▶ **Your objective**
From the listing below, select every line where the word "современные" appears.

▶ **Task input**
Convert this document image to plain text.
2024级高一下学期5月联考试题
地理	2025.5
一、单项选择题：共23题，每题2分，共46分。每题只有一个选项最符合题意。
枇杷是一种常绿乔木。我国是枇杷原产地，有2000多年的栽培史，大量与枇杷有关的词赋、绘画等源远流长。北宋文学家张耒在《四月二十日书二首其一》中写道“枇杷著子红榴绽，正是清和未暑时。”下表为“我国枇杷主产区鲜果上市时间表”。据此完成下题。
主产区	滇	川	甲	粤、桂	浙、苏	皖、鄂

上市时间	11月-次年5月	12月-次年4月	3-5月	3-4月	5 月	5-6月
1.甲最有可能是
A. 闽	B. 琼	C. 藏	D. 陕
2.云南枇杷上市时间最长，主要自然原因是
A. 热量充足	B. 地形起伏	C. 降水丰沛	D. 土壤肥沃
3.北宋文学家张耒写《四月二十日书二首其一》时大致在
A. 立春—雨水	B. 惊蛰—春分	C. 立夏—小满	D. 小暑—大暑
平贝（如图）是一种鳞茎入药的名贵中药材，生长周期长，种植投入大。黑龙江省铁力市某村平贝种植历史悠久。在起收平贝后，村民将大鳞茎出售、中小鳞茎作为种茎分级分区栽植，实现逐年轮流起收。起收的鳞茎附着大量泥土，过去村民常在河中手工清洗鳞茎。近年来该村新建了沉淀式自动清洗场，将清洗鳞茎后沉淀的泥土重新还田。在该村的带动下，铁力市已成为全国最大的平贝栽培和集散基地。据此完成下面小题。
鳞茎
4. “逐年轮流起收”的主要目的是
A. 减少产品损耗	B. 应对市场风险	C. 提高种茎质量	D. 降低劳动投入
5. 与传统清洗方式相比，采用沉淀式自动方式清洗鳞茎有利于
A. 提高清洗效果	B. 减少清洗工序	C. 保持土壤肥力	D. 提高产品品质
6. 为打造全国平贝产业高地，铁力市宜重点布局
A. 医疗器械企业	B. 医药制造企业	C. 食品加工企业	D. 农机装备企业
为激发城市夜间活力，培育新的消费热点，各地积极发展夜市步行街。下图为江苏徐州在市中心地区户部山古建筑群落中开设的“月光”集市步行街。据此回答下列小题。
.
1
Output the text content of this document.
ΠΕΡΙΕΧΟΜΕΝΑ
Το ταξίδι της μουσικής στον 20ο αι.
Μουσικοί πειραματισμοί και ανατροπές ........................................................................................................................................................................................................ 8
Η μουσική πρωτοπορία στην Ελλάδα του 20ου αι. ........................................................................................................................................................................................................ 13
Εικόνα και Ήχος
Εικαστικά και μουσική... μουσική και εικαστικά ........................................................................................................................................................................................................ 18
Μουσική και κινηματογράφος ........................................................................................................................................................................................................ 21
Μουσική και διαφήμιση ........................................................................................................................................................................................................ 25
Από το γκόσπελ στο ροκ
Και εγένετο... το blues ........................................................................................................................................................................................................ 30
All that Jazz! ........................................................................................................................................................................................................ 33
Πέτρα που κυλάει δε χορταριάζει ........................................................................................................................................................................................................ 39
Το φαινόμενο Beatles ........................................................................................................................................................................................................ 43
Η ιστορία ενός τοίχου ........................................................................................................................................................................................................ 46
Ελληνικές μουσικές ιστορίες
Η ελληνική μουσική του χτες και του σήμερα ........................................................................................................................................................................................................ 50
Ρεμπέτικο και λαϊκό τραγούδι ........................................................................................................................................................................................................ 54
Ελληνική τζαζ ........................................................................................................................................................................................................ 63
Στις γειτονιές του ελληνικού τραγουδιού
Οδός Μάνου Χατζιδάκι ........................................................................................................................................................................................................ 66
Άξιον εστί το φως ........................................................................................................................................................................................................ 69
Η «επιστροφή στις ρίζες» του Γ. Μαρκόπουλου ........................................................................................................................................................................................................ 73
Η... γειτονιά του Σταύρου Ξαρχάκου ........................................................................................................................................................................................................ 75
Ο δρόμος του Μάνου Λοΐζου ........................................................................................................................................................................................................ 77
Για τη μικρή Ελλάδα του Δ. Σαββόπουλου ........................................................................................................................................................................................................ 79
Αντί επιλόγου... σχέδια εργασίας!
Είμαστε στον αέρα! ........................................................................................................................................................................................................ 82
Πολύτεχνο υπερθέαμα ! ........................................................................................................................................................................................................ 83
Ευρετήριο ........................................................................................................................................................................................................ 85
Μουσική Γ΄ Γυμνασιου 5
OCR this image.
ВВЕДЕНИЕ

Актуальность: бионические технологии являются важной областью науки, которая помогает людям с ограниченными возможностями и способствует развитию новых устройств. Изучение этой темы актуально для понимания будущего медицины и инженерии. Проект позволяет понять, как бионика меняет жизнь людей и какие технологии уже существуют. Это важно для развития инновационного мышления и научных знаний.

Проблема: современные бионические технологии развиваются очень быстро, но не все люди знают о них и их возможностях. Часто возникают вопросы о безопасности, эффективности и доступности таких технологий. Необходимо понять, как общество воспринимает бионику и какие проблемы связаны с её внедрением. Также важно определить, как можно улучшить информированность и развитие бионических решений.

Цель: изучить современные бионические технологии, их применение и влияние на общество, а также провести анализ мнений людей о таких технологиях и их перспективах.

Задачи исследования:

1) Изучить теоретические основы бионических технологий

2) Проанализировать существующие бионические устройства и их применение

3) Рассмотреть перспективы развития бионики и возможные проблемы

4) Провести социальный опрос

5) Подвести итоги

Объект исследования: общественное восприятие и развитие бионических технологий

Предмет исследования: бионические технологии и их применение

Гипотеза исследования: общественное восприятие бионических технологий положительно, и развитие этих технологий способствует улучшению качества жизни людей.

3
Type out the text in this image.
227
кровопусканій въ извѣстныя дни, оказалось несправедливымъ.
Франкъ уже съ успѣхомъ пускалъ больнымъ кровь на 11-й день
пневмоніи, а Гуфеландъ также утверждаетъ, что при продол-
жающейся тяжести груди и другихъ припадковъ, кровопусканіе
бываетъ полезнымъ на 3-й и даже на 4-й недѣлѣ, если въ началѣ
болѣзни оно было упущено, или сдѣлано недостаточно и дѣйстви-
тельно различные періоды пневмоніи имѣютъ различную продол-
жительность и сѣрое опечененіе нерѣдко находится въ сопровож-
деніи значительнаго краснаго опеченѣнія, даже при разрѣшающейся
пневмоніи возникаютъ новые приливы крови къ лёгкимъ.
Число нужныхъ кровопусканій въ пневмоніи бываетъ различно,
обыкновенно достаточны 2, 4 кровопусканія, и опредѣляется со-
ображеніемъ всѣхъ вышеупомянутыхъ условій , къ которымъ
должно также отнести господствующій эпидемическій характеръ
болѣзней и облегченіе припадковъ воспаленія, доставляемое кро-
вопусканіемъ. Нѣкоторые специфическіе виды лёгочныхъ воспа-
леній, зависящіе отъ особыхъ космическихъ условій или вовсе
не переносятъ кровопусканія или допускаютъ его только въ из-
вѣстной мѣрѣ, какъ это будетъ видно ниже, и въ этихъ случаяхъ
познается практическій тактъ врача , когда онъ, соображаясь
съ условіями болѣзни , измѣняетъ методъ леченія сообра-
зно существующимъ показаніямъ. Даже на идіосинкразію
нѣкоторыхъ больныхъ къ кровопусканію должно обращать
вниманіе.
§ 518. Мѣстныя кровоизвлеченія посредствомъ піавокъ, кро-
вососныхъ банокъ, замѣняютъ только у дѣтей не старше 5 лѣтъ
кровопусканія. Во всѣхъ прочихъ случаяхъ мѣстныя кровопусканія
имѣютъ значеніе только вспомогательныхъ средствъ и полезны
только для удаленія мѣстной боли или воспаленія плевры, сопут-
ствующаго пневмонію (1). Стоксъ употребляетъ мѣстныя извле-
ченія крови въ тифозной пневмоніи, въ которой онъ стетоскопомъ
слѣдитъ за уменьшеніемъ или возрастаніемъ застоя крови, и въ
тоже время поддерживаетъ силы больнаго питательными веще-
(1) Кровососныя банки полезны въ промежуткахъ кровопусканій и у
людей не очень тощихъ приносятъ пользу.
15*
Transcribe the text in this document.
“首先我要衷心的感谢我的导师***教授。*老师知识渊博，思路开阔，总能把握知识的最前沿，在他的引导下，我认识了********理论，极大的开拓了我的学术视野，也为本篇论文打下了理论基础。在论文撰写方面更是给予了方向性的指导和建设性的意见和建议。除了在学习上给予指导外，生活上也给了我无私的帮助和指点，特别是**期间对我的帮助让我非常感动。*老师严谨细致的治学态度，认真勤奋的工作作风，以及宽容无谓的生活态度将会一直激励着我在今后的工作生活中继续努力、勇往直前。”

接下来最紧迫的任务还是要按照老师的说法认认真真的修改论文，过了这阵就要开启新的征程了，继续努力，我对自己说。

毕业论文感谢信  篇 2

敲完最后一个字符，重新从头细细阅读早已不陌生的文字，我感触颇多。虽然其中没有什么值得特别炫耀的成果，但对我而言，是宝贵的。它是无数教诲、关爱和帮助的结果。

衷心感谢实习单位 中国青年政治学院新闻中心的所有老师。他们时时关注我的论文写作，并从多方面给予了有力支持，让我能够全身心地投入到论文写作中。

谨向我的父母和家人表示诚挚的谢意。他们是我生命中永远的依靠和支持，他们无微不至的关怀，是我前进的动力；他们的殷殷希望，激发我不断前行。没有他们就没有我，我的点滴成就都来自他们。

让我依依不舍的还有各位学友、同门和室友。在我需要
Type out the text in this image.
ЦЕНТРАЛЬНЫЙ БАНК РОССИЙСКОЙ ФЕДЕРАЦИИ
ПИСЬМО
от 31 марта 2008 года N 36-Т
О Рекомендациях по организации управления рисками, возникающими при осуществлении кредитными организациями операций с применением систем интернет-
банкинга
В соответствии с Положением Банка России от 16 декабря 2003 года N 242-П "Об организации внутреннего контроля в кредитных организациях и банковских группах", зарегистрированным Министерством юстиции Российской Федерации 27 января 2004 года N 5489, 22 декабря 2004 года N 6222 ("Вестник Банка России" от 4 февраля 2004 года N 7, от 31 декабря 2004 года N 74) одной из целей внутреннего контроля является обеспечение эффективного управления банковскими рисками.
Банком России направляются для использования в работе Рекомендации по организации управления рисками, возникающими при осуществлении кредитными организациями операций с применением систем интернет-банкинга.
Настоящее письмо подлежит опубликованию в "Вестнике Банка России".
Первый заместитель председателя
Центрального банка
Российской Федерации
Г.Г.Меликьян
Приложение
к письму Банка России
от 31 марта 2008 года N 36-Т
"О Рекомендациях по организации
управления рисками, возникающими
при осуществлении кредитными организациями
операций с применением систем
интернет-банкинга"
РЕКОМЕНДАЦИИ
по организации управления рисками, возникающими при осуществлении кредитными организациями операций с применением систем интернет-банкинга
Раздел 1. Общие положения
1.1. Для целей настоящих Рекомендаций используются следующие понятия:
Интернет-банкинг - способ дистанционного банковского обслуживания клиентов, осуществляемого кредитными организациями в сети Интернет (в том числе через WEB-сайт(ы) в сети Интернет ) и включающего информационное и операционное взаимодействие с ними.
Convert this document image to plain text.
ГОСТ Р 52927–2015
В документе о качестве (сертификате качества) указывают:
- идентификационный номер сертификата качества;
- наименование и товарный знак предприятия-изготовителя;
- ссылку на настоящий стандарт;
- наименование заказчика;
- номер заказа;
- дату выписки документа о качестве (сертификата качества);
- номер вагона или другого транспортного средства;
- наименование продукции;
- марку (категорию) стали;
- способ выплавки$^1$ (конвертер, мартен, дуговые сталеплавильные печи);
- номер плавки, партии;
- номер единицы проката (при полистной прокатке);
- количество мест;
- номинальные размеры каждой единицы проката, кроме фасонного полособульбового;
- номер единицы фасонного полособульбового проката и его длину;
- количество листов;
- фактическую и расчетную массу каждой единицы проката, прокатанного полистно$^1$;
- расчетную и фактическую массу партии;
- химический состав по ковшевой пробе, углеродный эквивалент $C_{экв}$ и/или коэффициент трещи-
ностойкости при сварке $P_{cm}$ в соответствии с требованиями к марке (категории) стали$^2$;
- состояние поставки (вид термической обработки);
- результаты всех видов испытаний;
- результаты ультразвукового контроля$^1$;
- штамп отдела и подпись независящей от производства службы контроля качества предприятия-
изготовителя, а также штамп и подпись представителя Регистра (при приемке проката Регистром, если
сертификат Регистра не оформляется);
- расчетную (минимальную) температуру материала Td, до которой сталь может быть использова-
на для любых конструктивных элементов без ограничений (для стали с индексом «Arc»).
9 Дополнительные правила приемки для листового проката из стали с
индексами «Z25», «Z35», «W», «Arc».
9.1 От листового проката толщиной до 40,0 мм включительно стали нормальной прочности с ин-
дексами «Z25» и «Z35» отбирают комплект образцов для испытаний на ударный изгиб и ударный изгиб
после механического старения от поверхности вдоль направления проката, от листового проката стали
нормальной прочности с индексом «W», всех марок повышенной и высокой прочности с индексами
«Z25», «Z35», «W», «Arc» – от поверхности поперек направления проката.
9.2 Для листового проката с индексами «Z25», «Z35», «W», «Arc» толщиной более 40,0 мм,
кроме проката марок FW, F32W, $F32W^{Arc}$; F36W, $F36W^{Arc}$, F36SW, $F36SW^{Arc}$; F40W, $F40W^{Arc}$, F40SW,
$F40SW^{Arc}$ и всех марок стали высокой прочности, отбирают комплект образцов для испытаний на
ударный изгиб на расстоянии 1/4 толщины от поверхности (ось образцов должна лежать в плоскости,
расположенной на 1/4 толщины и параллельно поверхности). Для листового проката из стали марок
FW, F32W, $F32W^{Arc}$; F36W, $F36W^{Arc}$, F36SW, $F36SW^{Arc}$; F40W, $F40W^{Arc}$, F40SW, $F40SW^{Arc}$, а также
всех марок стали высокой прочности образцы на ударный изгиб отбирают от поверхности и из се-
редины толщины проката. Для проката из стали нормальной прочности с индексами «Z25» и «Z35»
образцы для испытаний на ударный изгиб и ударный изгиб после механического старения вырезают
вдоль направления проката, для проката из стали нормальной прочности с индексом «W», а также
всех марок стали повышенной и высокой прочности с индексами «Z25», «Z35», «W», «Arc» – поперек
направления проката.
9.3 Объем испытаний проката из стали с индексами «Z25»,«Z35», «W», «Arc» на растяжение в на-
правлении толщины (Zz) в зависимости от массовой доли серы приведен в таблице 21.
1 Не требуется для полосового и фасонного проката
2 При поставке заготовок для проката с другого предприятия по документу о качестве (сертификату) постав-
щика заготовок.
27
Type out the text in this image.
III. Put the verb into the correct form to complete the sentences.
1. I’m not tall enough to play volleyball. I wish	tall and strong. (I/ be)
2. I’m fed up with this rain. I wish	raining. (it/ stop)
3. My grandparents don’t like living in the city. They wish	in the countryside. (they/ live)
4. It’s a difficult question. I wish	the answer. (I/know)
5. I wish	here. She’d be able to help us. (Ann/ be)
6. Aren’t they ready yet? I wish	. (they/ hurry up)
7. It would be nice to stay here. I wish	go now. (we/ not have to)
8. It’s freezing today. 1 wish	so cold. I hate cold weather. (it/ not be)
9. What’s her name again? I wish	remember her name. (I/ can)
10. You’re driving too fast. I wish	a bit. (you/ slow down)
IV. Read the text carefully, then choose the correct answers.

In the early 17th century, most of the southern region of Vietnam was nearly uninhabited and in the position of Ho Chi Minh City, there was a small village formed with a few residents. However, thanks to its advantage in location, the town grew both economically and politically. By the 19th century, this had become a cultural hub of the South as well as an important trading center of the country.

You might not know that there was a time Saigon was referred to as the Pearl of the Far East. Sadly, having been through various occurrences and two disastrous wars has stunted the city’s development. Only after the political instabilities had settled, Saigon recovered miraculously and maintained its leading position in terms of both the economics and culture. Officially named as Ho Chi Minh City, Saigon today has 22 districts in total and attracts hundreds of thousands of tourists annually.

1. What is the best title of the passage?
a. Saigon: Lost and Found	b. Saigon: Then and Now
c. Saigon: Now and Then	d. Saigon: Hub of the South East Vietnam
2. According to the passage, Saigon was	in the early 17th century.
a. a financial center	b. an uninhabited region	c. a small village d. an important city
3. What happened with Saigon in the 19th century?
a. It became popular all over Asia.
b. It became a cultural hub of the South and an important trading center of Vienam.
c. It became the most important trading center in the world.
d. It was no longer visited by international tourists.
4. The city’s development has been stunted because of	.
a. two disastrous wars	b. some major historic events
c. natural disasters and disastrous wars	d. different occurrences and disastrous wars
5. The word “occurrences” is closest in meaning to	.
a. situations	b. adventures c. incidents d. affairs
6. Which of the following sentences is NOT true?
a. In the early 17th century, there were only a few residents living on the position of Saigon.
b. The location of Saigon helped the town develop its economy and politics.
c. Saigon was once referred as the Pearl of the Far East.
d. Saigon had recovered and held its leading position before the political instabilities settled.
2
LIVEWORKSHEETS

▶ **Exercise response**
Проблема: современные бионические технологии развиваются очень быстро, но не все люди знают о них и их возможностях. Часто возникают вопросы о безопасности, эффективности и доступности таких технологий. Необходимо понять, как общество воспринимает бионику и какие проблемы связаны с её внедрением. Также важно определить, как можно улучшить информированность и развитие бионических решений.
Цель: изучить современные бионические технологии, их применение и влияние на общество, а также провести анализ мнений людей о таких технологиях и их перспективах.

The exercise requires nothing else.